Task prompt:
In the listing below, pick out lines with "Bình".

Raw data:
====================
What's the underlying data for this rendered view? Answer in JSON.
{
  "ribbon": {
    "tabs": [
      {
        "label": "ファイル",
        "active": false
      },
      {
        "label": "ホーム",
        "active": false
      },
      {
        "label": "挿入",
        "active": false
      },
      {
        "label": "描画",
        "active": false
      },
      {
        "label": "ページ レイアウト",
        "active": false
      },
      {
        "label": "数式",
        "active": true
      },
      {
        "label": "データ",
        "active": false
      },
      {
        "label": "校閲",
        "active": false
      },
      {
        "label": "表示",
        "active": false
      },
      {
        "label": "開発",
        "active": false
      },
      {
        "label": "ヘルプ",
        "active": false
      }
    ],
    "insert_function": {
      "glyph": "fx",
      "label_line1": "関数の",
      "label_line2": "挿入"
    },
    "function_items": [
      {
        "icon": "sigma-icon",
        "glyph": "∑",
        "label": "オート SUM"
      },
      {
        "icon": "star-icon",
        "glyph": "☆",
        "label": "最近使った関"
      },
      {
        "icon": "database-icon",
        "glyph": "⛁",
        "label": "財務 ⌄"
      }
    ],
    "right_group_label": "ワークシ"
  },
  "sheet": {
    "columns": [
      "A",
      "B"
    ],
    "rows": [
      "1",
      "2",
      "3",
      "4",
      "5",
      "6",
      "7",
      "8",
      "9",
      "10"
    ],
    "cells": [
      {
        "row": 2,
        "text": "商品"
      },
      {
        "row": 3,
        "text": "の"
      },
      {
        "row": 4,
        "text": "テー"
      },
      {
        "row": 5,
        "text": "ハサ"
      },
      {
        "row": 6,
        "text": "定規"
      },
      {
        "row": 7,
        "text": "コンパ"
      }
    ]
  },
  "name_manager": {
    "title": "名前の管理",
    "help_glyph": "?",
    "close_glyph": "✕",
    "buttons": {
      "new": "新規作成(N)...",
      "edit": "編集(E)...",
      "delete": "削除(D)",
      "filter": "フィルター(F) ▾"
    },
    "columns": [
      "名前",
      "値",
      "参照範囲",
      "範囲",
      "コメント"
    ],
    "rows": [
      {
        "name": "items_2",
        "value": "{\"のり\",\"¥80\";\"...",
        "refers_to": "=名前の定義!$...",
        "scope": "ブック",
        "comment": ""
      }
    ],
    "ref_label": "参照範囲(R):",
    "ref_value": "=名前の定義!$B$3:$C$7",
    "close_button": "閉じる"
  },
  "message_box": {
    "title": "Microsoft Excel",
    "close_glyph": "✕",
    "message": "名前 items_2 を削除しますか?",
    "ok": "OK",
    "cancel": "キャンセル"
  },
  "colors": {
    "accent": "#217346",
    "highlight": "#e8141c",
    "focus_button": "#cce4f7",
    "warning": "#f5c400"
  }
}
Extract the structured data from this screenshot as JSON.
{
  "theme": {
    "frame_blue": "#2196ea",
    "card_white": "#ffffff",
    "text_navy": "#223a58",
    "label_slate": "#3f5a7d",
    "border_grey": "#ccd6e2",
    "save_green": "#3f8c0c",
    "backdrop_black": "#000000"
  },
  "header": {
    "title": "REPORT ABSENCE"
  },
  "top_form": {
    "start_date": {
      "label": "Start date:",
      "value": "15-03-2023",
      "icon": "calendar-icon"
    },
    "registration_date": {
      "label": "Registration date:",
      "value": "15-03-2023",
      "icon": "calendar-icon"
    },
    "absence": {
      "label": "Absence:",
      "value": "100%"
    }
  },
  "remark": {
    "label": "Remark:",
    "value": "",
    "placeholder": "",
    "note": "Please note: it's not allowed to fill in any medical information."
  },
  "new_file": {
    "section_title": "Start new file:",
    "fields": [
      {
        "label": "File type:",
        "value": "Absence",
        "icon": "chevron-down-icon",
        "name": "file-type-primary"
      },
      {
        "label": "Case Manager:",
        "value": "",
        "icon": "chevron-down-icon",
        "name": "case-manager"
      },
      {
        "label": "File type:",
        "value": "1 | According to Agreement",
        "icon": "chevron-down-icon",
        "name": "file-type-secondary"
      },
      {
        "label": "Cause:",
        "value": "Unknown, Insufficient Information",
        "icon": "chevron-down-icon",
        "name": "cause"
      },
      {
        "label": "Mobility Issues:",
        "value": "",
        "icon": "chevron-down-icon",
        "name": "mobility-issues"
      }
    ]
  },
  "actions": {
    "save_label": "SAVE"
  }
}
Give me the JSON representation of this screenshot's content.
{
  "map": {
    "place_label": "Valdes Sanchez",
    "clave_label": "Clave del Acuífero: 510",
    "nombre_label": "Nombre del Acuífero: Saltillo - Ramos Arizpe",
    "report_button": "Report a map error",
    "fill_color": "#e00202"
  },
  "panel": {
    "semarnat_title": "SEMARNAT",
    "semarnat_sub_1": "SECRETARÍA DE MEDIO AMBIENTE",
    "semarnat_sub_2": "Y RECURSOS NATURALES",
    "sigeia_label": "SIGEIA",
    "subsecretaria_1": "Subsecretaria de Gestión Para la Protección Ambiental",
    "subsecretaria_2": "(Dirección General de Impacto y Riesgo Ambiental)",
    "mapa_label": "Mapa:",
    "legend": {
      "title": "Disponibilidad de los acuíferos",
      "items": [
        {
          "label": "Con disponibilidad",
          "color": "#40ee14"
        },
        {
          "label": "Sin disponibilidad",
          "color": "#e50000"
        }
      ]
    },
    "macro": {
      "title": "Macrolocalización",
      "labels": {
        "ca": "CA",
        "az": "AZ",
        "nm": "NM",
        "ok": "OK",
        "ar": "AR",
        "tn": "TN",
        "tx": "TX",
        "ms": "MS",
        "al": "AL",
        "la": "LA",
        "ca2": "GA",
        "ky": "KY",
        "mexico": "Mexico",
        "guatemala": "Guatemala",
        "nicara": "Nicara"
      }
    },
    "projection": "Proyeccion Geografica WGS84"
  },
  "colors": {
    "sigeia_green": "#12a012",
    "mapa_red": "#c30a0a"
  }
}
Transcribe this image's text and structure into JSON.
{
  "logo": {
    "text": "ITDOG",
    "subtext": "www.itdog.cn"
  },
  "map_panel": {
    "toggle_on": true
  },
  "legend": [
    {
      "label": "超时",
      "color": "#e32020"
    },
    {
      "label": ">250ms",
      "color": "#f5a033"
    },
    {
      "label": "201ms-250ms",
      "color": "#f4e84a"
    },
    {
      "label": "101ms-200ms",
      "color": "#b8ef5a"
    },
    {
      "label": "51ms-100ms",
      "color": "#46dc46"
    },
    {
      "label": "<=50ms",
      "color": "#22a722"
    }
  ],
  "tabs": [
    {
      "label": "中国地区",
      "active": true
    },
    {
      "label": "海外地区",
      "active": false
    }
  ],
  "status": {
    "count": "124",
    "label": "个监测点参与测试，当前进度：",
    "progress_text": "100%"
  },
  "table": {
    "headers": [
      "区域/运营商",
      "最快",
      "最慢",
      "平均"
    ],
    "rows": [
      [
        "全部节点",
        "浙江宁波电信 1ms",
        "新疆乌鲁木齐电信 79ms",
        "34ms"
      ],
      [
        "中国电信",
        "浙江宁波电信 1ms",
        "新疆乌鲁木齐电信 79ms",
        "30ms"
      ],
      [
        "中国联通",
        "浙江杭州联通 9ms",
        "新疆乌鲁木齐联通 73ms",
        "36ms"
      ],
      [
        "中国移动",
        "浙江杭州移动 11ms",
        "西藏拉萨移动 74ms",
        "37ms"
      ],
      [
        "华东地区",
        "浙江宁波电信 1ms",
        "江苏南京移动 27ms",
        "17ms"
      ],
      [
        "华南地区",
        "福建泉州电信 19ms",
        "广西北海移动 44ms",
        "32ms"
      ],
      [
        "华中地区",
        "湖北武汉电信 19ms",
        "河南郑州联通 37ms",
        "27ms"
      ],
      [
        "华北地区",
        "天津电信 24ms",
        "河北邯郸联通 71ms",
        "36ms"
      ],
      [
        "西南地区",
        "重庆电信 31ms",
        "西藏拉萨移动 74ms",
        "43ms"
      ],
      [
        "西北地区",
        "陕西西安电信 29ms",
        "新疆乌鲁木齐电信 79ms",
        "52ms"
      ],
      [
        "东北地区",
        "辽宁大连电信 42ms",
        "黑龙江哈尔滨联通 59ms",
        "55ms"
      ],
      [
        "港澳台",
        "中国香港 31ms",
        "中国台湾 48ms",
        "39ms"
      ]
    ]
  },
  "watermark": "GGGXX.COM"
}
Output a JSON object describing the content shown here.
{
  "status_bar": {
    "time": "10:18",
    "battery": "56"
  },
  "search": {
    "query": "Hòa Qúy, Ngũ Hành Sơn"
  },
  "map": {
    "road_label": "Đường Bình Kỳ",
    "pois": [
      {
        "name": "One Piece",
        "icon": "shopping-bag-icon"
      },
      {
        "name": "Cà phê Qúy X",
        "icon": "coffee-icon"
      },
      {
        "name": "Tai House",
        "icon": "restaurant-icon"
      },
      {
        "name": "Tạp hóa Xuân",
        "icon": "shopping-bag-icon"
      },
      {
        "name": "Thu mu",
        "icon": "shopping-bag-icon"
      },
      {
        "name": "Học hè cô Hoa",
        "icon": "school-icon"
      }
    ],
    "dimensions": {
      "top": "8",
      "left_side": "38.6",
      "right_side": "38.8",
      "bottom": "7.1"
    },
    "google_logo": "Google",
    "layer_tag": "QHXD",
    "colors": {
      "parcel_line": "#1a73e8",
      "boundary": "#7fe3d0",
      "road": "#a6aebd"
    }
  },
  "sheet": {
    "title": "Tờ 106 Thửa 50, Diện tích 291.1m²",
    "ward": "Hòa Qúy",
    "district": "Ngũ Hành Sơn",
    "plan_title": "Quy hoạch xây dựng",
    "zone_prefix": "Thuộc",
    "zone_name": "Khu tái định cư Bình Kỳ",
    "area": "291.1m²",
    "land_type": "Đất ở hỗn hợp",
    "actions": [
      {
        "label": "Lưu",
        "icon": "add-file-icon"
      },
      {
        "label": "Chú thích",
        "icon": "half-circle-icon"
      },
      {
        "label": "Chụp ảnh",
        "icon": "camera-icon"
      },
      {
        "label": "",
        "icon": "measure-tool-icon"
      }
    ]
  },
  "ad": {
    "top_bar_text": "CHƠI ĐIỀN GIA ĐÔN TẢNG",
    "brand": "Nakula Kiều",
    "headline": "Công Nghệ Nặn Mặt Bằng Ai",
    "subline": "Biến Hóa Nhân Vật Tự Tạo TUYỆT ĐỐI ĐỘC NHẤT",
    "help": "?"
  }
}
====================
Solved exercise:
    "road_label": "Đường Bình Kỳ",
    "zone_name": "Khu tái định cư Bình Kỳ",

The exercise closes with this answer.